■ EXERCISE:
Reproduce the lines below exactly, from the first line through the line that contains "293, 165, 316]", with both of those lines included.

■ PROVIDED DATA:
· · · · ·
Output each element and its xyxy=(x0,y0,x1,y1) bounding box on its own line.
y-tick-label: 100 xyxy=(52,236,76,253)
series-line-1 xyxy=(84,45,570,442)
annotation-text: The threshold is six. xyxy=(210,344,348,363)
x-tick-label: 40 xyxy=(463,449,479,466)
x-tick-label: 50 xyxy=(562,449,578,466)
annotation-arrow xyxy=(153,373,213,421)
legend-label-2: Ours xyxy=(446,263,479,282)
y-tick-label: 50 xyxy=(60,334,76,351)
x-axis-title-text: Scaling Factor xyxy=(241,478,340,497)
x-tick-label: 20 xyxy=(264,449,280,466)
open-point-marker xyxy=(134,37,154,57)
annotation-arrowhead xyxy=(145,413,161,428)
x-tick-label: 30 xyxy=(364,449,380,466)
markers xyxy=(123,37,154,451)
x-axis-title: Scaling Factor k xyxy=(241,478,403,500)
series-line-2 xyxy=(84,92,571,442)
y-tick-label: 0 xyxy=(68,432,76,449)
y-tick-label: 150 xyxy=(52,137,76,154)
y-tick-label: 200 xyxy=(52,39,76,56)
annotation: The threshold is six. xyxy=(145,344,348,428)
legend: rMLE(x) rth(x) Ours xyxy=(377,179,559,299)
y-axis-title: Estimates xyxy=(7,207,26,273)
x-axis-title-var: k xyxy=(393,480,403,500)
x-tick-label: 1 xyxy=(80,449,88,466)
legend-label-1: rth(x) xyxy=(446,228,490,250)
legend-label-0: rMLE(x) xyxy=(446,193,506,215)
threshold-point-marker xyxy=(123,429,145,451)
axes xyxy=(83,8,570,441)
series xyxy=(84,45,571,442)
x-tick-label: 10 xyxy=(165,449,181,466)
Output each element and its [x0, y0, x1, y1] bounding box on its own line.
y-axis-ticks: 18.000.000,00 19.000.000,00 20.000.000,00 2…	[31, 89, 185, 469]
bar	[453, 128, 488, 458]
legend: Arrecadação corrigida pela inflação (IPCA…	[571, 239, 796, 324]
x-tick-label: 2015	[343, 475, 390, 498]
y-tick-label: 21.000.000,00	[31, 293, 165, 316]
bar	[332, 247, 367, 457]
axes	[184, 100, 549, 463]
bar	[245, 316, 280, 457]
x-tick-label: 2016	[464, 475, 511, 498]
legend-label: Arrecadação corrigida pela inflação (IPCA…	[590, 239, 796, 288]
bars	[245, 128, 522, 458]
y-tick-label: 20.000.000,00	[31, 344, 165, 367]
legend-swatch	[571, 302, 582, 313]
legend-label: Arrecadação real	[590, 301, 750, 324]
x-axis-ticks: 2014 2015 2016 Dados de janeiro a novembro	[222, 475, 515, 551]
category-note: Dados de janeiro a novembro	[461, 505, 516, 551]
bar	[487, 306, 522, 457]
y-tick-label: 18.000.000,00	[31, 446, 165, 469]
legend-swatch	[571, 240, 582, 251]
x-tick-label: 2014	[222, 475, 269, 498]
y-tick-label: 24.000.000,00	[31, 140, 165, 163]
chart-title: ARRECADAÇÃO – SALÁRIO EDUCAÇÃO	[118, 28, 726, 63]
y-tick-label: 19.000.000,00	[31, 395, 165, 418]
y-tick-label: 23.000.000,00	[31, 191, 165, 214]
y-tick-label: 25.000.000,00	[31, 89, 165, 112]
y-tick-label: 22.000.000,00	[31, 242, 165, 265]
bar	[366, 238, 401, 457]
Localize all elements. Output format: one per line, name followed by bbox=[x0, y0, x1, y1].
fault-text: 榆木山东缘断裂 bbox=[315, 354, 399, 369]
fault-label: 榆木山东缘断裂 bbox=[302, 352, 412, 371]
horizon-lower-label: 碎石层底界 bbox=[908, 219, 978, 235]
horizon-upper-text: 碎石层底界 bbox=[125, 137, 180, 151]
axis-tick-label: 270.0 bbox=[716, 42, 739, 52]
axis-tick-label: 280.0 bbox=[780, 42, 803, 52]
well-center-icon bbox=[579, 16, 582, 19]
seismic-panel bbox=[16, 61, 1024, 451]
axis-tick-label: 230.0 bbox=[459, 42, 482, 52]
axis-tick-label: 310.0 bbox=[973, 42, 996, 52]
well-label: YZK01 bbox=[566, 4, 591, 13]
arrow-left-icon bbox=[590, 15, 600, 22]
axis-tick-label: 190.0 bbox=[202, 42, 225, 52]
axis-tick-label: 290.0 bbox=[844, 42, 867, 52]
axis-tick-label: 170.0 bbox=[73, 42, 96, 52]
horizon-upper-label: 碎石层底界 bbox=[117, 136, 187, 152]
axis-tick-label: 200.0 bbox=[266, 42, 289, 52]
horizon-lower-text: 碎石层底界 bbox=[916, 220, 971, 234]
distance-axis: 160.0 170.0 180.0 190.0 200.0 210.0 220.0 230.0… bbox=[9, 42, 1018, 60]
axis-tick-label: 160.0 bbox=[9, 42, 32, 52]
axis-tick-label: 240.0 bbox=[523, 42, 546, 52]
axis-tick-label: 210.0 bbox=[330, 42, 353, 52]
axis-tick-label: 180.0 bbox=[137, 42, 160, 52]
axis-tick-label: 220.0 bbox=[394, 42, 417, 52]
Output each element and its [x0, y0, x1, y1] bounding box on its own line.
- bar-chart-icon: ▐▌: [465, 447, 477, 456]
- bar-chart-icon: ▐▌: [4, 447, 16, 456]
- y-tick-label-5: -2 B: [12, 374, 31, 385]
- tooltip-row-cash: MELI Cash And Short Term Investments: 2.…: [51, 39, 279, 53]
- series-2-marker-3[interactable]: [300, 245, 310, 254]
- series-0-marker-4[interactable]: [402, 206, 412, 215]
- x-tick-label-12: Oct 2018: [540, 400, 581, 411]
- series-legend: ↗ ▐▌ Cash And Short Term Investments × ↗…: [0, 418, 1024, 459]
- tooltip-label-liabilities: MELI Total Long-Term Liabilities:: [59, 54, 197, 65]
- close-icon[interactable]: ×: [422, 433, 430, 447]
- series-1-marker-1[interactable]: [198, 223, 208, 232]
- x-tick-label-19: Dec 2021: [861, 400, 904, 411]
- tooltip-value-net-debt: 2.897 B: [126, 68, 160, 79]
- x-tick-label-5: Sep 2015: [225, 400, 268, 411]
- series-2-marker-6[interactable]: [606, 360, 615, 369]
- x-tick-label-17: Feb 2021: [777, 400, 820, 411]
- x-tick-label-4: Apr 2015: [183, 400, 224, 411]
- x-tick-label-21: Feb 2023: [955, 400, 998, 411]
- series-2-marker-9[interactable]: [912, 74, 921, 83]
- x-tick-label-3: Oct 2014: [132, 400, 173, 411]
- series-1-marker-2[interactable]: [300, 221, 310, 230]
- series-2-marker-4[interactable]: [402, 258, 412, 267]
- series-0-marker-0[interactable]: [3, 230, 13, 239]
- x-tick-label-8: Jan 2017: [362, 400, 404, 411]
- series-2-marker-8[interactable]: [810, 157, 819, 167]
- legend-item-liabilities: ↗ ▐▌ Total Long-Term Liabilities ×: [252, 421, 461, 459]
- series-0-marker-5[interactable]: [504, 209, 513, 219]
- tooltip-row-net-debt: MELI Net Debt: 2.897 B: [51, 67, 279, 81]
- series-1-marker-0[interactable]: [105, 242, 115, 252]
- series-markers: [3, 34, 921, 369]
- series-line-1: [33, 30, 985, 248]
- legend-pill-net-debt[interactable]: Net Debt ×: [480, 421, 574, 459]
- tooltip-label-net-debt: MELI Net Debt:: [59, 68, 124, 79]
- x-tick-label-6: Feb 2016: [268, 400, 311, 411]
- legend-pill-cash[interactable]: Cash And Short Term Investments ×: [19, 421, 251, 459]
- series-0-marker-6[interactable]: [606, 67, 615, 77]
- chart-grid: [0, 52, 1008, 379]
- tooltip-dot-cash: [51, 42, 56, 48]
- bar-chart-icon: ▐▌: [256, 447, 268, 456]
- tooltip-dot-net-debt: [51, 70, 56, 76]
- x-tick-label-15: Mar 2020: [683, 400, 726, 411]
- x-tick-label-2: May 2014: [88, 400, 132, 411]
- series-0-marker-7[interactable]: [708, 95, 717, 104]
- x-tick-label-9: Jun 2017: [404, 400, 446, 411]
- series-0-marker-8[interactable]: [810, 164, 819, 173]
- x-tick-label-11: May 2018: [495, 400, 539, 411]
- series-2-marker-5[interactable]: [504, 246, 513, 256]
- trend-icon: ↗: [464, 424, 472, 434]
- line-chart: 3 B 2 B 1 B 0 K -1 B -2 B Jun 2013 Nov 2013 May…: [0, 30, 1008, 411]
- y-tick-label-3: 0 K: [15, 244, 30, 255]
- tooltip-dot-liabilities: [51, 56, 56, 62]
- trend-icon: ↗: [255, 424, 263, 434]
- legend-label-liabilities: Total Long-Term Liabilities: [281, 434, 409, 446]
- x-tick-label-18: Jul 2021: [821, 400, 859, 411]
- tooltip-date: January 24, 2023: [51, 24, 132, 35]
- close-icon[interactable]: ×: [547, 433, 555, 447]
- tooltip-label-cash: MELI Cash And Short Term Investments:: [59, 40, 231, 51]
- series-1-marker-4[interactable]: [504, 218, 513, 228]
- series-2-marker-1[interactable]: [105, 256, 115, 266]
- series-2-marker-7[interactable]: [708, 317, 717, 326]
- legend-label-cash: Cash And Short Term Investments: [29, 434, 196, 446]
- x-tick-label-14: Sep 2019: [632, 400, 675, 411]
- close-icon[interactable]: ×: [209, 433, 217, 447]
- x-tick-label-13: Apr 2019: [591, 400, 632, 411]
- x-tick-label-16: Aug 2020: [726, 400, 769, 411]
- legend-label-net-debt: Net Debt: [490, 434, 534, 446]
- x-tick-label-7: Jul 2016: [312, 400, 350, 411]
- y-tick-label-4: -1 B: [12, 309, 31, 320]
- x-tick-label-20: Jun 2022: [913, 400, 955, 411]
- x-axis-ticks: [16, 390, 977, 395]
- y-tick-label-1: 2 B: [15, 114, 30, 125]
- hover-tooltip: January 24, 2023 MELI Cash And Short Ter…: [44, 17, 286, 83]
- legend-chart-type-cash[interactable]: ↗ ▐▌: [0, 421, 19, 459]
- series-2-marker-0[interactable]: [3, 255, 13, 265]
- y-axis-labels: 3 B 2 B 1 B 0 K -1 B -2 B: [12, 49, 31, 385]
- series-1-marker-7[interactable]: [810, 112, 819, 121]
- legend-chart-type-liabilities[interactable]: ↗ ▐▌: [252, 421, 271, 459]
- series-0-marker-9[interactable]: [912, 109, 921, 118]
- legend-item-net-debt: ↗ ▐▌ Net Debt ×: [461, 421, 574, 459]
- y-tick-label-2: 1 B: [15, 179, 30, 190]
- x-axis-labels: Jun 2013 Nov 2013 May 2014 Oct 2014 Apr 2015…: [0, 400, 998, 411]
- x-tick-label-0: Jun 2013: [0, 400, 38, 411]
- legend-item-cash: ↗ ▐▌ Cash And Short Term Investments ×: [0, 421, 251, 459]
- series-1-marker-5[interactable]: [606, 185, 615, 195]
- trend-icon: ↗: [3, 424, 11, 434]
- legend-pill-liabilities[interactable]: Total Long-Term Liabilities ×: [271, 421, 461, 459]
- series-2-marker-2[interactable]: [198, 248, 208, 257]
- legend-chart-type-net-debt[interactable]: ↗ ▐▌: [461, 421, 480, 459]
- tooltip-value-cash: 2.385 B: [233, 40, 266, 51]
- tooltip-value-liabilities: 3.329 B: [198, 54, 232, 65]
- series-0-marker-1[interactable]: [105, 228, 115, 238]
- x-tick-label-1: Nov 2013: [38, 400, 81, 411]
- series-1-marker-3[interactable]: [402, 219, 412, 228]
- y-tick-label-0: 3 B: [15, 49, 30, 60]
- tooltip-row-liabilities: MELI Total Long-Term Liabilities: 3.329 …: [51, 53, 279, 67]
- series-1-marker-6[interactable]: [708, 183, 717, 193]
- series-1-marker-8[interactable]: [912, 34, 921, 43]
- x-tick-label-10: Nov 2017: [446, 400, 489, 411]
· · · · ·
■ COMPLETE ANSWER:
Output each element and its xyxy=(x0,y0,x1,y1) bounding box on its own line.
y-tick-label: 100 xyxy=(52,236,76,253)
series-line-1 xyxy=(84,45,570,442)
annotation-text: The threshold is six. xyxy=(210,344,348,363)
x-tick-label: 40 xyxy=(463,449,479,466)
x-tick-label: 50 xyxy=(562,449,578,466)
annotation-arrow xyxy=(153,373,213,421)
legend-label-2: Ours xyxy=(446,263,479,282)
y-tick-label: 50 xyxy=(60,334,76,351)
x-axis-title-text: Scaling Factor xyxy=(241,478,340,497)
x-tick-label: 20 xyxy=(264,449,280,466)
open-point-marker xyxy=(134,37,154,57)
annotation-arrowhead xyxy=(145,413,161,428)
x-tick-label: 30 xyxy=(364,449,380,466)
markers xyxy=(123,37,154,451)
x-axis-title: Scaling Factor k xyxy=(241,478,403,500)
series-line-2 xyxy=(84,92,571,442)
y-tick-label: 0 xyxy=(68,432,76,449)
y-tick-label: 150 xyxy=(52,137,76,154)
y-tick-label: 200 xyxy=(52,39,76,56)
annotation: The threshold is six. xyxy=(145,344,348,428)
legend: rMLE(x) rth(x) Ours xyxy=(377,179,559,299)
y-axis-title: Estimates xyxy=(7,207,26,273)
x-axis-title-var: k xyxy=(393,480,403,500)
x-tick-label: 1 xyxy=(80,449,88,466)
legend-label-1: rth(x) xyxy=(446,228,490,250)
legend-label-0: rMLE(x) xyxy=(446,193,506,215)
threshold-point-marker xyxy=(123,429,145,451)
axes xyxy=(83,8,570,441)
series xyxy=(84,45,571,442)
x-tick-label: 10 xyxy=(165,449,181,466)
Output each element and its [x0, y0, x1, y1] bounding box on its own line.
y-axis-ticks: 18.000.000,00 19.000.000,00 20.000.000,00 2…	[31, 89, 185, 469]
bar	[453, 128, 488, 458]
legend: Arrecadação corrigida pela inflação (IPCA…	[571, 239, 796, 324]
x-tick-label: 2015	[343, 475, 390, 498]
y-tick-label: 21.000.000,00	[31, 293, 165, 316]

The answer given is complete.